What is being asked: Reproduce the entries below in full, word for word.

Dataset records:
— start —
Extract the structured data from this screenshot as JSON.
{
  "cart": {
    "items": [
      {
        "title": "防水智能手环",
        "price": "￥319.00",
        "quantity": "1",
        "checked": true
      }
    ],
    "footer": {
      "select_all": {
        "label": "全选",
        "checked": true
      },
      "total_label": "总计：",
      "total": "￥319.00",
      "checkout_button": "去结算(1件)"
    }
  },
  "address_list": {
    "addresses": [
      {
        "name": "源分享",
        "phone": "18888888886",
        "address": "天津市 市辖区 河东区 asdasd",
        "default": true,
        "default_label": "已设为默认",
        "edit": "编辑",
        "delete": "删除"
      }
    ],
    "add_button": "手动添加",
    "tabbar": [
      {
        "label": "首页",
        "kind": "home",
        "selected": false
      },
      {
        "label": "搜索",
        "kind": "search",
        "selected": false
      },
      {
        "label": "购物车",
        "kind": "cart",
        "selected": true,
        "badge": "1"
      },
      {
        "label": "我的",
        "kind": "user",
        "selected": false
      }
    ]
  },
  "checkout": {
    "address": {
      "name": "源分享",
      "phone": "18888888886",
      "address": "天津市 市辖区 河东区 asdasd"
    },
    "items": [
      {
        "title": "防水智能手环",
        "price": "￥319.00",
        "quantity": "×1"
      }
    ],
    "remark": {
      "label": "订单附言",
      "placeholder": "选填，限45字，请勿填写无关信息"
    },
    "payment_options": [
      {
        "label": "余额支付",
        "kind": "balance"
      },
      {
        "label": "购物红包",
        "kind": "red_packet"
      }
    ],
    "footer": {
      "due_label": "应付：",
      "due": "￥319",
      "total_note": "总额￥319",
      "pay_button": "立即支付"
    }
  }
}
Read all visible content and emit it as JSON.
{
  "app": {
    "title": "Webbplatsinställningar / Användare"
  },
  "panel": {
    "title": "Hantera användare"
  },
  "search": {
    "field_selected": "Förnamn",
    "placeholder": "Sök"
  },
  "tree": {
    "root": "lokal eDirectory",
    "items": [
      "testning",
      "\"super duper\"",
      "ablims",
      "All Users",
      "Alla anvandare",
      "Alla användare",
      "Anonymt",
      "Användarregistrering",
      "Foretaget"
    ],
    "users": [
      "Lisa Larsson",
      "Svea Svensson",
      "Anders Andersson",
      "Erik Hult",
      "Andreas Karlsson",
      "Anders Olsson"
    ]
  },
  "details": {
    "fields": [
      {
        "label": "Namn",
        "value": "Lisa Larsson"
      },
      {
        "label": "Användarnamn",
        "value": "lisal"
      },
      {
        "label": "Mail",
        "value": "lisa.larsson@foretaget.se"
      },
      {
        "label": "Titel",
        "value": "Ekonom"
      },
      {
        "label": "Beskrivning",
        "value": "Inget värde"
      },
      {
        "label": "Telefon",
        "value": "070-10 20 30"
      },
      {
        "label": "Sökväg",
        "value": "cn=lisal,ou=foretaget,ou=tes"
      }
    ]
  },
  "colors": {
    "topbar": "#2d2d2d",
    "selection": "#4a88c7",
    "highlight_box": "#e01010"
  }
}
— end —
Solved exercise:
Extract the structured data from this screenshot as JSON.
{
  "cart": {
    "items": [
      {
        "title": "防水智能手环",
        "price": "￥319.00",
        "quantity": "1",
        "checked": true
      }
    ],
    "footer": {
      "select_all": {
        "label": "全选",
        "checked": true
      },
      "total_label": "总计：",
      "total": "￥319.00",
      "checkout_button": "去结算(1件)"
    }
  },
  "address_list": {
    "addresses": [
      {
        "name": "源分享",
        "phone": "18888888886",
        "address": "天津市 市辖区 河东区 asdasd",
        "default": true,
        "default_label": "已设为默认",
        "edit": "编辑",
        "delete": "删除"
      }
    ],
    "add_button": "手动添加",
    "tabbar": [
      {
        "label": "首页",
        "kind": "home",
        "selected": false
      },
      {
        "label": "搜索",
        "kind": "search",
        "selected": false
      },
      {
        "label": "购物车",
        "kind": "cart",
        "selected": true,
        "badge": "1"
      },
      {
        "label": "我的",
        "kind": "user",
        "selected": false
      }
    ]
  },
  "checkout": {
    "address": {
      "name": "源分享",
      "phone": "18888888886",
      "address": "天津市 市辖区 河东区 asdasd"
    },
    "items": [
      {
        "title": "防水智能手环",
        "price": "￥319.00",
        "quantity": "×1"
      }
    ],
    "remark": {
      "label": "订单附言",
      "placeholder": "选填，限45字，请勿填写无关信息"
    },
    "payment_options": [
      {
        "label": "余额支付",
        "kind": "balance"
      },
      {
        "label": "购物红包",
        "kind": "red_packet"
      }
    ],
    "footer": {
      "due_label": "应付：",
      "due": "￥319",
      "total_note": "总额￥319",
      "pay_button": "立即支付"
    }
  }
}
Read all visible content and emit it as JSON.
{
  "app": {
    "title": "Webbplatsinställningar / Användare"
  },
  "panel": {
    "title": "Hantera användare"
  },
  "search": {
    "field_selected": "Förnamn",
    "placeholder": "Sök"
  },
  "tree": {
    "root": "lokal eDirectory",
    "items": [
      "testning",
      "\"super duper\"",
      "ablims",
      "All Users",
      "Alla anvandare",
      "Alla användare",
      "Anonymt",
      "Användarregistrering",
      "Foretaget"
    ],
    "users": [
      "Lisa Larsson",
      "Svea Svensson",
      "Anders Andersson",
      "Erik Hult",
      "Andreas Karlsson",
      "Anders Olsson"
    ]
  },
  "details": {
    "fields": [
      {
        "label": "Namn",
        "value": "Lisa Larsson"
      },
      {
        "label": "Användarnamn",
        "value": "lisal"
      },
      {
        "label": "Mail",
        "value": "lisa.larsson@foretaget.se"
      },
      {
        "label": "Titel",
        "value": "Ekonom"
      },
      {
        "label": "Beskrivning",
        "value": "Inget värde"
      },
      {
        "label": "Telefon",
        "value": "070-10 20 30"
      },
      {
        "label": "Sökväg",
        "value": "cn=lisal,ou=foretaget,ou=tes"
      }
    ]
  },
  "colors": {
    "topbar": "#2d2d2d",
    "selection": "#4a88c7",
    "highlight_box": "#e01010"
  }
}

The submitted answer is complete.